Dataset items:
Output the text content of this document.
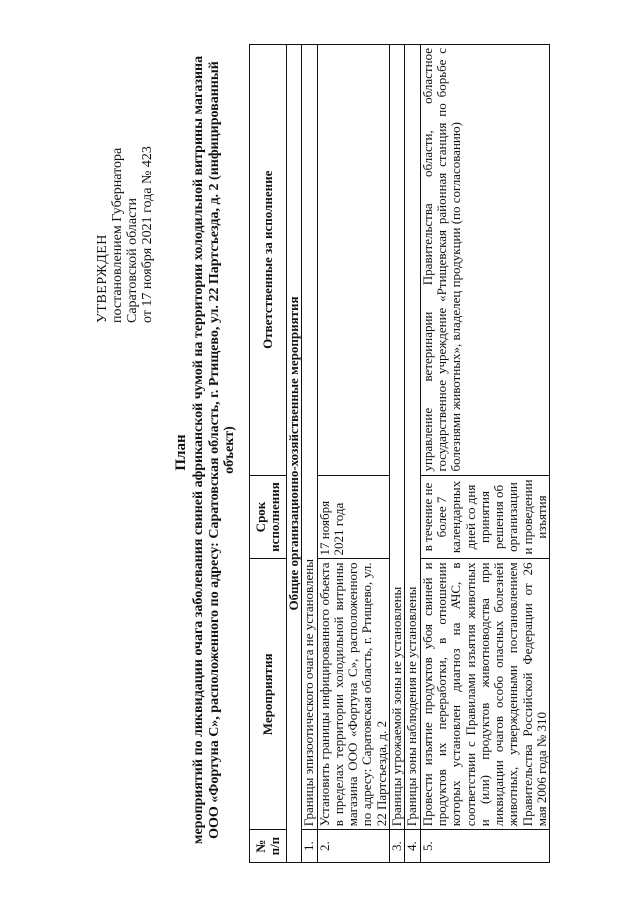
УТВЕРЖДЕН постановлением Губернатора Саратовской области от 17 ноября 2021 года № 423
План мероприятий по ликвидации очага заболевания свиней африканской чумой на территории холодильной витрины магазина ООО «Фортуна С», расположенного по адресу: Саратовская область, г. Ртищево, ул. 22 Партсъезда, д. 2 (инфицированный объект)
№ п/п	Мероприятия	Срок исполнения	Ответственные за исполнение
Общие организационно-хозяйственные мероприятия			
1.	Границы эпизоотического очага не установлены		
2.	Установить границы инфицированного объекта в пределах территории холодильной витрины магазина ООО «Фортуна С», расположенного по адресу: Саратовская область, г. Ртищево, ул. 22 Партсъезда, д. 2	17 ноября 2021 года	
3.	Границы угрожаемой зоны не установлены		
4.	Границы зоны наблюдения не установлены		
5.	Провести изъятие продуктов убоя свиней и продуктов их переработки, в отношении которых установлен диагноз на АЧС, в соответствии с Правилами изъятия животных и (или) продуктов животноводства при ликвидации очагов особо опасных болезней животных, утвержденными постановлением Правительства Российской Федерации от 26 мая 2006 года № 310	в течение не более 7 календарных дней со дня принятия решения об организации и проведении изъятия	управление ветеринарии Правительства области, областное государственное учреждение «Ртищевская районная станция по борьбе с болезнями животных», владелец продукции (по согласованию)
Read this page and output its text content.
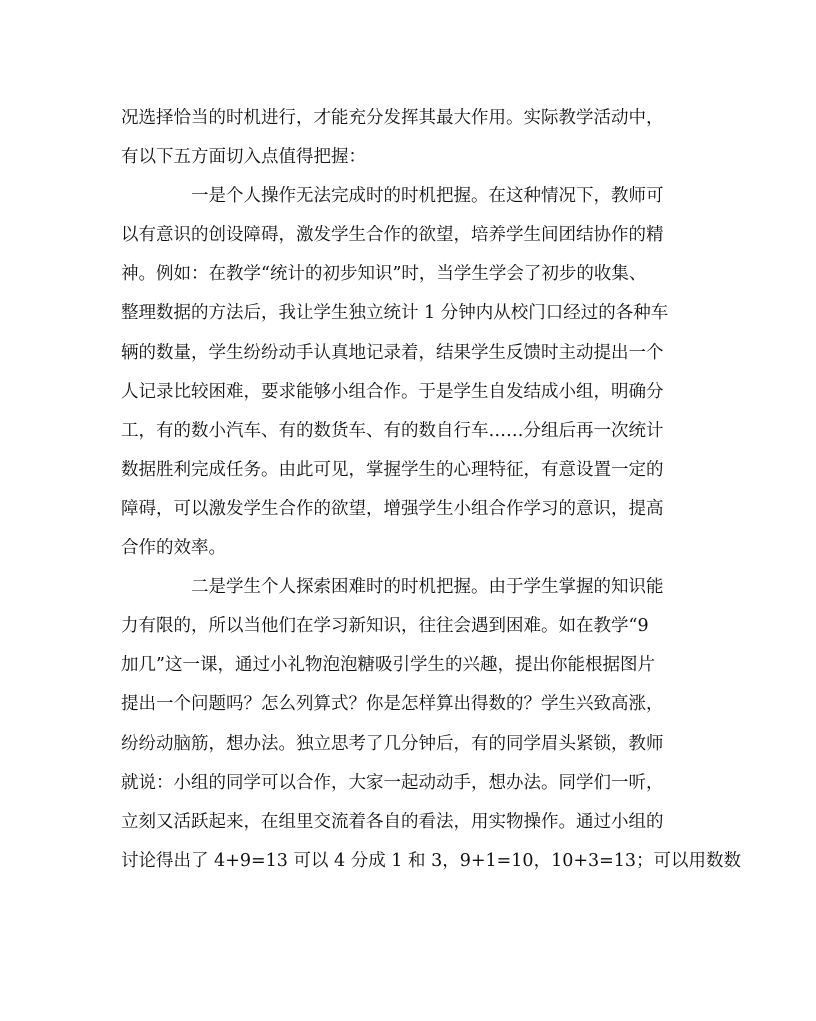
况选择恰当的时机进行，才能充分发挥其最大作用。实际教学活动中，
有以下五方面切入点值得把握：
一是个人操作无法完成时的时机把握。在这种情况下，教师可
以有意识的创设障碍，激发学生合作的欲望，培养学生间团结协作的精
神。例如：在教学“统计的初步知识”时，当学生学会了初步的收集、
整理数据的方法后，我让学生独立统计 1 分钟内从校门口经过的各种车
辆的数量，学生纷纷动手认真地记录着，结果学生反馈时主动提出一个
人记录比较困难，要求能够小组合作。于是学生自发结成小组，明确分
工，有的数小汽车、有的数货车、有的数自行车……分组后再一次统计
数据胜利完成任务。由此可见，掌握学生的心理特征，有意设置一定的
障碍，可以激发学生合作的欲望，增强学生小组合作学习的意识，提高
合作的效率。
二是学生个人探索困难时的时机把握。由于学生掌握的知识能
力有限的，所以当他们在学习新知识，往往会遇到困难。如在教学“9
加几”这一课，通过小礼物泡泡糖吸引学生的兴趣，提出你能根据图片
提出一个问题吗？怎么列算式？你是怎样算出得数的？学生兴致高涨，
纷纷动脑筋，想办法。独立思考了几分钟后，有的同学眉头紧锁，教师
就说：小组的同学可以合作，大家一起动动手，想办法。同学们一听，
立刻又活跃起来，在组里交流着各自的看法，用实物操作。通过小组的
讨论得出了 4+9=13 可以 4 分成 1 和 3，9+1=10，10+3=13；可以用数数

## The task
Each line holding the word "text" counts once; report the total and nothing else.

## Result for this exercise
2